WRITTEN PROBLEM |
Below are some records; repeat them all exactly, minus the pictures.

RECORD LIST |

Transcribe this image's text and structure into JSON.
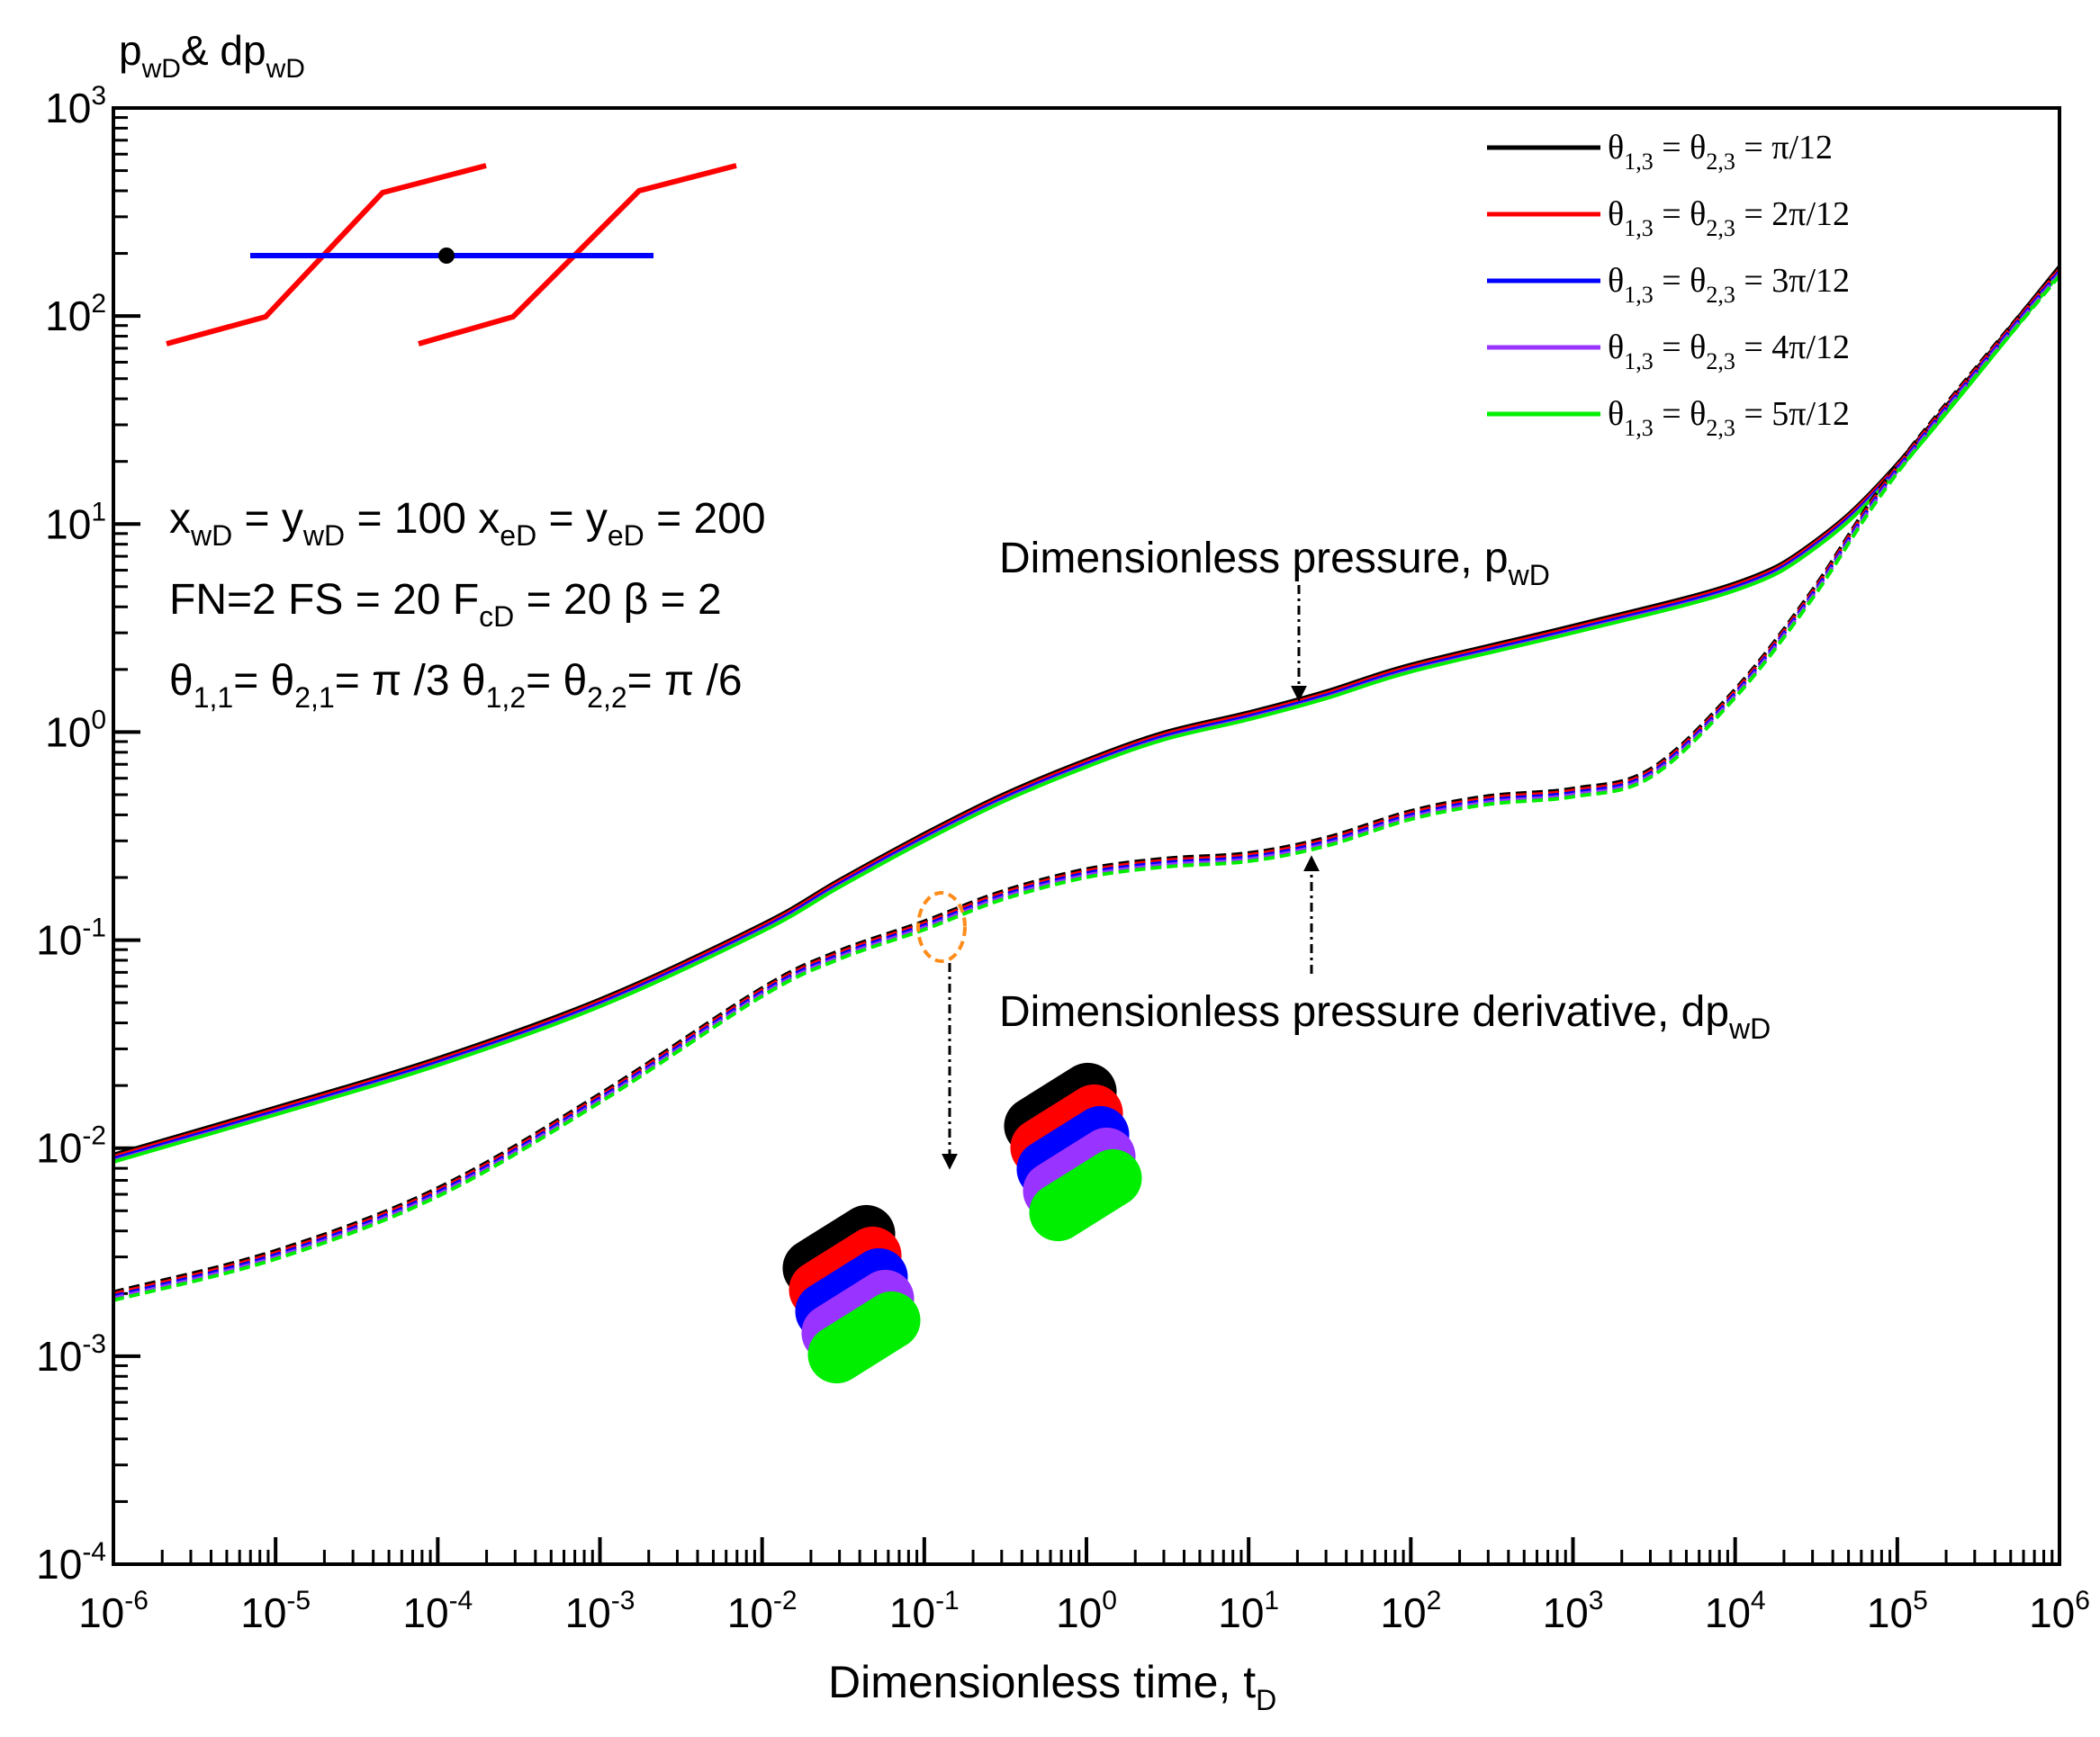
{
  "chart_data": {
    "type": "line",
    "xscale": "log",
    "yscale": "log",
    "xlim": [
      1e-06,
      1000000.0
    ],
    "ylim": [
      0.0001,
      1000.0
    ],
    "grid": false,
    "legend_position": "top-right",
    "y_title": {
      "base": "p",
      "sub": "wD",
      "mid": "& dp",
      "sub2": "wD"
    },
    "x_title": {
      "base": "Dimensionless time, t",
      "sub": "D"
    },
    "x_ticks": [
      {
        "v": 1e-06,
        "exp": "-6"
      },
      {
        "v": 1e-05,
        "exp": "-5"
      },
      {
        "v": 0.0001,
        "exp": "-4"
      },
      {
        "v": 0.001,
        "exp": "-3"
      },
      {
        "v": 0.01,
        "exp": "-2"
      },
      {
        "v": 0.1,
        "exp": "-1"
      },
      {
        "v": 1.0,
        "exp": "0"
      },
      {
        "v": 10.0,
        "exp": "1"
      },
      {
        "v": 100.0,
        "exp": "2"
      },
      {
        "v": 1000.0,
        "exp": "3"
      },
      {
        "v": 10000.0,
        "exp": "4"
      },
      {
        "v": 100000.0,
        "exp": "5"
      },
      {
        "v": 1000000.0,
        "exp": "6"
      }
    ],
    "y_ticks": [
      {
        "v": 0.0001,
        "exp": "-4"
      },
      {
        "v": 0.001,
        "exp": "-3"
      },
      {
        "v": 0.01,
        "exp": "-2"
      },
      {
        "v": 0.1,
        "exp": "-1"
      },
      {
        "v": 1.0,
        "exp": "0"
      },
      {
        "v": 10.0,
        "exp": "1"
      },
      {
        "v": 100.0,
        "exp": "2"
      },
      {
        "v": 1000.0,
        "exp": "3"
      }
    ],
    "tick_base": "10",
    "series": [
      {
        "label": {
          "sym": "θ",
          "s1": "1,3",
          "mid": " = θ",
          "s2": "2,3",
          "end": " = π/12"
        },
        "color": "#000000",
        "pressure_offset": 0.035,
        "derivative_offset": 0.03
      },
      {
        "label": {
          "sym": "θ",
          "s1": "1,3",
          "mid": " = θ",
          "s2": "2,3",
          "end": " =  2π/12"
        },
        "color": "#ff0000",
        "pressure_offset": 0.025,
        "derivative_offset": 0.02
      },
      {
        "label": {
          "sym": "θ",
          "s1": "1,3",
          "mid": " = θ",
          "s2": "2,3",
          "end": " =  3π/12"
        },
        "color": "#0000ff",
        "pressure_offset": 0.015,
        "derivative_offset": 0.01
      },
      {
        "label": {
          "sym": "θ",
          "s1": "1,3",
          "mid": " = θ",
          "s2": "2,3",
          "end": " =  4π/12"
        },
        "color": "#9933ff",
        "pressure_offset": 0.005,
        "derivative_offset": 0.0
      },
      {
        "label": {
          "sym": "θ",
          "s1": "1,3",
          "mid": " = θ",
          "s2": "2,3",
          "end": " =  5π/12"
        },
        "color": "#00ee00",
        "pressure_offset": 0.0,
        "derivative_offset": -0.01
      }
    ],
    "pressure_curve": [
      [
        1e-06,
        0.0086
      ],
      [
        1e-05,
        0.0145
      ],
      [
        0.0001,
        0.025
      ],
      [
        0.001,
        0.048
      ],
      [
        0.01,
        0.11
      ],
      [
        0.03,
        0.18
      ],
      [
        0.1,
        0.3
      ],
      [
        0.3,
        0.46
      ],
      [
        1.0,
        0.68
      ],
      [
        3.0,
        0.92
      ],
      [
        10.0,
        1.15
      ],
      [
        30.0,
        1.45
      ],
      [
        100.0,
        1.95
      ],
      [
        1000.0,
        3.0
      ],
      [
        10000.0,
        4.8
      ],
      [
        30000.0,
        7.5
      ],
      [
        100000.0,
        18
      ],
      [
        1000000.0,
        160
      ]
    ],
    "derivative_curve": [
      [
        1e-06,
        0.0019
      ],
      [
        1e-05,
        0.003
      ],
      [
        0.0001,
        0.006
      ],
      [
        0.001,
        0.017
      ],
      [
        0.01,
        0.055
      ],
      [
        0.03,
        0.083
      ],
      [
        0.1,
        0.115
      ],
      [
        0.3,
        0.16
      ],
      [
        1.0,
        0.205
      ],
      [
        3.0,
        0.23
      ],
      [
        10.0,
        0.245
      ],
      [
        30.0,
        0.29
      ],
      [
        100.0,
        0.39
      ],
      [
        300.0,
        0.46
      ],
      [
        1000.0,
        0.5
      ],
      [
        3000.0,
        0.62
      ],
      [
        10000.0,
        1.5
      ],
      [
        30000.0,
        4.5
      ],
      [
        100000.0,
        18
      ],
      [
        1000000.0,
        160
      ]
    ],
    "annotations": {
      "pressure_label": {
        "text": "Dimensionless pressure, p",
        "sub": "wD"
      },
      "derivative_label": {
        "text": "Dimensionless pressure derivative, dp",
        "sub": "wD"
      },
      "param_line1": {
        "a": "x",
        "a_sub": "wD",
        "b": " = y",
        "b_sub": "wD",
        "c": " = 100   x",
        "c_sub": "eD",
        "d": " = y",
        "d_sub": "eD",
        "e": " = 200"
      },
      "param_line2": {
        "a": "FN=2  FS = 20  F",
        "a_sub": "cD",
        "b": " = 20  β = 2"
      },
      "param_line3": {
        "a": "θ",
        "a_sub": "1,1",
        "b": "= θ",
        "b_sub": "2,1",
        "c": "= π /3  θ",
        "c_sub": "1,2",
        "d": "= θ",
        "d_sub": "2,2",
        "e": "= π /6"
      }
    }
  }
}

REPLY TO THE EXERCISE |
Transcribe this image's text and structure into JSON.
{
  "chart_data": {
    "type": "line",
    "xscale": "log",
    "yscale": "log",
    "xlim": [
      1e-06,
      1000000.0
    ],
    "ylim": [
      0.0001,
      1000.0
    ],
    "grid": false,
    "legend_position": "top-right",
    "y_title": {
      "base": "p",
      "sub": "wD",
      "mid": "& dp",
      "sub2": "wD"
    },
    "x_title": {
      "base": "Dimensionless time, t",
      "sub": "D"
    },
    "x_ticks": [
      {
        "v": 1e-06,
        "exp": "-6"
      },
      {
        "v": 1e-05,
        "exp": "-5"
      },
      {
        "v": 0.0001,
        "exp": "-4"
      },
      {
        "v": 0.001,
        "exp": "-3"
      },
      {
        "v": 0.01,
        "exp": "-2"
      },
      {
        "v": 0.1,
        "exp": "-1"
      },
      {
        "v": 1.0,
        "exp": "0"
      },
      {
        "v": 10.0,
        "exp": "1"
      },
      {
        "v": 100.0,
        "exp": "2"
      },
      {
        "v": 1000.0,
        "exp": "3"
      },
      {
        "v": 10000.0,
        "exp": "4"
      },
      {
        "v": 100000.0,
        "exp": "5"
      },
      {
        "v": 1000000.0,
        "exp": "6"
      }
    ],
    "y_ticks": [
      {
        "v": 0.0001,
        "exp": "-4"
      },
      {
        "v": 0.001,
        "exp": "-3"
      },
      {
        "v": 0.01,
        "exp": "-2"
      },
      {
        "v": 0.1,
        "exp": "-1"
      },
      {
        "v": 1.0,
        "exp": "0"
      },
      {
        "v": 10.0,
        "exp": "1"
      },
      {
        "v": 100.0,
        "exp": "2"
      },
      {
        "v": 1000.0,
        "exp": "3"
      }
    ],
    "tick_base": "10",
    "series": [
      {
        "label": {
          "sym": "θ",
          "s1": "1,3",
          "mid": " = θ",
          "s2": "2,3",
          "end": " = π/12"
        },
        "color": "#000000",
        "pressure_offset": 0.035,
        "derivative_offset": 0.03
      },
      {
        "label": {
          "sym": "θ",
          "s1": "1,3",
          "mid": " = θ",
          "s2": "2,3",
          "end": " =  2π/12"
        },
        "color": "#ff0000",
        "pressure_offset": 0.025,
        "derivative_offset": 0.02
      },
      {
        "label": {
          "sym": "θ",
          "s1": "1,3",
          "mid": " = θ",
          "s2": "2,3",
          "end": " =  3π/12"
        },
        "color": "#0000ff",
        "pressure_offset": 0.015,
        "derivative_offset": 0.01
      },
      {
        "label": {
          "sym": "θ",
          "s1": "1,3",
          "mid": " = θ",
          "s2": "2,3",
          "end": " =  4π/12"
        },
        "color": "#9933ff",
        "pressure_offset": 0.005,
        "derivative_offset": 0.0
      },
      {
        "label": {
          "sym": "θ",
          "s1": "1,3",
          "mid": " = θ",
          "s2": "2,3",
          "end": " =  5π/12"
        },
        "color": "#00ee00",
        "pressure_offset": 0.0,
        "derivative_offset": -0.01
      }
    ],
    "pressure_curve": [
      [
        1e-06,
        0.0086
      ],
      [
        1e-05,
        0.0145
      ],
      [
        0.0001,
        0.025
      ],
      [
        0.001,
        0.048
      ],
      [
        0.01,
        0.11
      ],
      [
        0.03,
        0.18
      ],
      [
        0.1,
        0.3
      ],
      [
        0.3,
        0.46
      ],
      [
        1.0,
        0.68
      ],
      [
        3.0,
        0.92
      ],
      [
        10.0,
        1.15
      ],
      [
        30.0,
        1.45
      ],
      [
        100.0,
        1.95
      ],
      [
        1000.0,
        3.0
      ],
      [
        10000.0,
        4.8
      ],
      [
        30000.0,
        7.5
      ],
      [
        100000.0,
        18
      ],
      [
        1000000.0,
        160
      ]
    ],
    "derivative_curve": [
      [
        1e-06,
        0.0019
      ],
      [
        1e-05,
        0.003
      ],
      [
        0.0001,
        0.006
      ],
      [
        0.001,
        0.017
      ],
      [
        0.01,
        0.055
      ],
      [
        0.03,
        0.083
      ],
      [
        0.1,
        0.115
      ],
      [
        0.3,
        0.16
      ],
      [
        1.0,
        0.205
      ],
      [
        3.0,
        0.23
      ],
      [
        10.0,
        0.245
      ],
      [
        30.0,
        0.29
      ],
      [
        100.0,
        0.39
      ],
      [
        300.0,
        0.46
      ],
      [
        1000.0,
        0.5
      ],
      [
        3000.0,
        0.62
      ],
      [
        10000.0,
        1.5
      ],
      [
        30000.0,
        4.5
      ],
      [
        100000.0,
        18
      ],
      [
        1000000.0,
        160
      ]
    ],
    "annotations": {
      "pressure_label": {
        "text": "Dimensionless pressure, p",
        "sub": "wD"
      },
      "derivative_label": {
        "text": "Dimensionless pressure derivative, dp",
        "sub": "wD"
      },
      "param_line1": {
        "a": "x",
        "a_sub": "wD",
        "b": " = y",
        "b_sub": "wD",
        "c": " = 100   x",
        "c_sub": "eD",
        "d": " = y",
        "d_sub": "eD",
        "e": " = 200"
      },
      "param_line2": {
        "a": "FN=2  FS = 20  F",
        "a_sub": "cD",
        "b": " = 20  β = 2"
      },
      "param_line3": {
        "a": "θ",
        "a_sub": "1,1",
        "b": "= θ",
        "b_sub": "2,1",
        "c": "= π /3  θ",
        "c_sub": "1,2",
        "d": "= θ",
        "d_sub": "2,2",
        "e": "= π /6"
      }
    }
  }
}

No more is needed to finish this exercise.